**Exercise:** Scan the material and copy every line in which "Nama" appears.

□ □ □

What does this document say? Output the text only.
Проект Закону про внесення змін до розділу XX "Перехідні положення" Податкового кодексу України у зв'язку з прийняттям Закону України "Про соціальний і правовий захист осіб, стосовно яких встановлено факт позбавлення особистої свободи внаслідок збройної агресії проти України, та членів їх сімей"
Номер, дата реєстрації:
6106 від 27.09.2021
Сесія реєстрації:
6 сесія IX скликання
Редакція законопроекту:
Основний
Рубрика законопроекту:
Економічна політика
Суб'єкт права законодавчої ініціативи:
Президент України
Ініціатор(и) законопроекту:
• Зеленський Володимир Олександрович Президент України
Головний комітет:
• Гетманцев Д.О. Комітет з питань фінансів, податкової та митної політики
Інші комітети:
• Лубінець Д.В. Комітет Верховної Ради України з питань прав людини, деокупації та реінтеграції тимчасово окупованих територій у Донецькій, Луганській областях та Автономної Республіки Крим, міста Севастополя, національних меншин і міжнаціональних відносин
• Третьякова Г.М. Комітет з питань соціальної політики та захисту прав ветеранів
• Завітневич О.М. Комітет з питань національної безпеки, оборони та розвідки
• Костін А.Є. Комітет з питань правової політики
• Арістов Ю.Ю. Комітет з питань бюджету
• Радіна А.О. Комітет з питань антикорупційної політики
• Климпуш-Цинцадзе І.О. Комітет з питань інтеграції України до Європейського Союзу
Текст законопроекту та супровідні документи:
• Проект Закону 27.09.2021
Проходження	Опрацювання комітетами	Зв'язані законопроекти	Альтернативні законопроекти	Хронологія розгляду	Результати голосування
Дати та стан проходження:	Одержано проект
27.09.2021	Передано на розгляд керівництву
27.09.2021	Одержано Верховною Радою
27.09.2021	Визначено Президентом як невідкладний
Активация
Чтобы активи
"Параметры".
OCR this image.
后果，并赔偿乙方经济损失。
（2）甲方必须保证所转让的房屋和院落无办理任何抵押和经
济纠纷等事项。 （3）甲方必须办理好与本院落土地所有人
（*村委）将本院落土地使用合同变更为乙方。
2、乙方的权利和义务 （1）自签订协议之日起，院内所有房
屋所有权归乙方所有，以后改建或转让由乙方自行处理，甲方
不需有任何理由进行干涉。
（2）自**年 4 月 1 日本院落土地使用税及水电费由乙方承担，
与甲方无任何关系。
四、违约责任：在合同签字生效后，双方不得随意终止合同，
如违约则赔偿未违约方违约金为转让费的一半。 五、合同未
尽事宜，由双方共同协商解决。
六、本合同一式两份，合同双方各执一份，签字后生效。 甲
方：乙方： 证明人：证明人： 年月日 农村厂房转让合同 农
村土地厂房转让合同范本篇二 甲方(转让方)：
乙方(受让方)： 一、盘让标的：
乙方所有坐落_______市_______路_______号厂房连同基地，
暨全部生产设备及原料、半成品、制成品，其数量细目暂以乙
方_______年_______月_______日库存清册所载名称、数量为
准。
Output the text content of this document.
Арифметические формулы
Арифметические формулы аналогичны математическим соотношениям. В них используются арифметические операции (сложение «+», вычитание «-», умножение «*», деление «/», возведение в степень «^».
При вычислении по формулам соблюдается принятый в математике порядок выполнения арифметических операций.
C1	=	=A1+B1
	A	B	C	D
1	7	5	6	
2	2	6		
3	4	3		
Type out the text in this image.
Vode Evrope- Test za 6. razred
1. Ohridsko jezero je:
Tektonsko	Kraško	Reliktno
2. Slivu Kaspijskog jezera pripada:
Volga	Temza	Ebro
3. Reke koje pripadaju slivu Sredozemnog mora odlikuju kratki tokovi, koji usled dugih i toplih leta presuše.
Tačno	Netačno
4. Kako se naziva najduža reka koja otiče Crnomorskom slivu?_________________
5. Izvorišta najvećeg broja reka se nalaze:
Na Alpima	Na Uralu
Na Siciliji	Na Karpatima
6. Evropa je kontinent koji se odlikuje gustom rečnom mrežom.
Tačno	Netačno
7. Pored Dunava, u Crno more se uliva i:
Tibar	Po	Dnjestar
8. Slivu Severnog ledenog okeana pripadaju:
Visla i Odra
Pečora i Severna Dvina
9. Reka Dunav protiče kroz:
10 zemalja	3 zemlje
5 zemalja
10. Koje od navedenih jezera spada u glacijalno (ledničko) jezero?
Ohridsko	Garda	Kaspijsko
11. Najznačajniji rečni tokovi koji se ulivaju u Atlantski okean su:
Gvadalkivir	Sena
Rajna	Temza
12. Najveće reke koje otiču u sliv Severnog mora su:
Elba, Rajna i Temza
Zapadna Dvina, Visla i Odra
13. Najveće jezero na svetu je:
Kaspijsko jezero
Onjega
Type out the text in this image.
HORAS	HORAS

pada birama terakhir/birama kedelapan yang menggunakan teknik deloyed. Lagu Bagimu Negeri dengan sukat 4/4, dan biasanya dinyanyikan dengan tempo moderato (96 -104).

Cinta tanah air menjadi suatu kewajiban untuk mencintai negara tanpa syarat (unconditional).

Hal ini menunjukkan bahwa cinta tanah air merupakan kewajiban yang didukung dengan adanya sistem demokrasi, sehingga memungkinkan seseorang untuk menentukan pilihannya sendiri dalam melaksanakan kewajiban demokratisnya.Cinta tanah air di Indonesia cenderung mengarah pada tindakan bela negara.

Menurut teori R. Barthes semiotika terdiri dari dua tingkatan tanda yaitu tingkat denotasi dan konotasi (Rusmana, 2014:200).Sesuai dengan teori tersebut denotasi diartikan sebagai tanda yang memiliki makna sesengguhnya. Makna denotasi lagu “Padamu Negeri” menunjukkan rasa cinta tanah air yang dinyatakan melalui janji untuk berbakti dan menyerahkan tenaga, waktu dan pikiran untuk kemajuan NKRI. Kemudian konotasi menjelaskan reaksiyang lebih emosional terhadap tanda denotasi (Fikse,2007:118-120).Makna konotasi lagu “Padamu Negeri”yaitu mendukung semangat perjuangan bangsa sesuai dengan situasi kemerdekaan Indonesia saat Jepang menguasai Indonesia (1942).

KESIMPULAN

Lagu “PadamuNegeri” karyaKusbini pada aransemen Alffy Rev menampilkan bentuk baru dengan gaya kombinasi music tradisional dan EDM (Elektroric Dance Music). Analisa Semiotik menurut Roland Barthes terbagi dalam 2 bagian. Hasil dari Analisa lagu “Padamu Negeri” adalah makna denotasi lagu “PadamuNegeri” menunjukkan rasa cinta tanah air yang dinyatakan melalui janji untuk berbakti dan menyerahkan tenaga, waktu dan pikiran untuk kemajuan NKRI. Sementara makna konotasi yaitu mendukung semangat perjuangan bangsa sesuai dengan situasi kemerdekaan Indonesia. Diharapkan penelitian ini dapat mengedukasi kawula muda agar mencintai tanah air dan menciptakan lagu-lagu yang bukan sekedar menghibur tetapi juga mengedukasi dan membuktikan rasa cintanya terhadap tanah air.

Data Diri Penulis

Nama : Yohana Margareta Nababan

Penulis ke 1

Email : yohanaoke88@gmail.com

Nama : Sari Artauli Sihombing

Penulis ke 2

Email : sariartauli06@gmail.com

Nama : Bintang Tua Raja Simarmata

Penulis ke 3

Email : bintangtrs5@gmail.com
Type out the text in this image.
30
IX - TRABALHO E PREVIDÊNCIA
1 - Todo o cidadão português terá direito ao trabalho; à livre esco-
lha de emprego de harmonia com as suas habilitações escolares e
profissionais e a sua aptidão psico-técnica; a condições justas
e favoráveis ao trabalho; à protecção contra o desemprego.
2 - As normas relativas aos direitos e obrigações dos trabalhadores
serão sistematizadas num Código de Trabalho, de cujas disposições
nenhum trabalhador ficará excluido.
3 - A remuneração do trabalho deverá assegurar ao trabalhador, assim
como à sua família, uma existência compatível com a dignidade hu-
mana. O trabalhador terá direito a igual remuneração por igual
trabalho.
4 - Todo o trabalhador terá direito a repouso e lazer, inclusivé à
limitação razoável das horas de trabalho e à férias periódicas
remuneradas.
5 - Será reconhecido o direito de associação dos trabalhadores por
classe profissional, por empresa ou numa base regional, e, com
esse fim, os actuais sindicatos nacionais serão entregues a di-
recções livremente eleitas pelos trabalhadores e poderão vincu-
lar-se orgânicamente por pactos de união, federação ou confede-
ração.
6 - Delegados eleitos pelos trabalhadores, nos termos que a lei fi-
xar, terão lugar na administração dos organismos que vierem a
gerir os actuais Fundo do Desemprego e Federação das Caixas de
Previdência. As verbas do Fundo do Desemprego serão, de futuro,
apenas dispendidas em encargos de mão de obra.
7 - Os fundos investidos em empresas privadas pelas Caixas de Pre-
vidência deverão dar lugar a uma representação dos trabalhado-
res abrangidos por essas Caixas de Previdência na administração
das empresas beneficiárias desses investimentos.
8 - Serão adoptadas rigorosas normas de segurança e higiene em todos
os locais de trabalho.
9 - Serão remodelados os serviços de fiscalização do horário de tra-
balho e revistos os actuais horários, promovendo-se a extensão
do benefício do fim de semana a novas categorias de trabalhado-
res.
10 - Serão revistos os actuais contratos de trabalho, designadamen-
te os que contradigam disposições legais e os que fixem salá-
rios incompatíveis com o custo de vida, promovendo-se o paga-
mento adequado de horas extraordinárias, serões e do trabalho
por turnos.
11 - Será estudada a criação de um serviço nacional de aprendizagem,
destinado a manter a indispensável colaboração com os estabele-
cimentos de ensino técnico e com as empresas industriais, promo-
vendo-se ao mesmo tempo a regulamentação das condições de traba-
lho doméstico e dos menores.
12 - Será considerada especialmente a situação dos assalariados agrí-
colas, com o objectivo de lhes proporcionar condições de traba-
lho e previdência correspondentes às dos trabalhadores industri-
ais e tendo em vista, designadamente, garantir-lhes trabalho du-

□ □ □

**Solution:**
Nama : Yohana Margareta Nababan
Nama : Sari Artauli Sihombing
Nama : Bintang Tua Raja Simarmata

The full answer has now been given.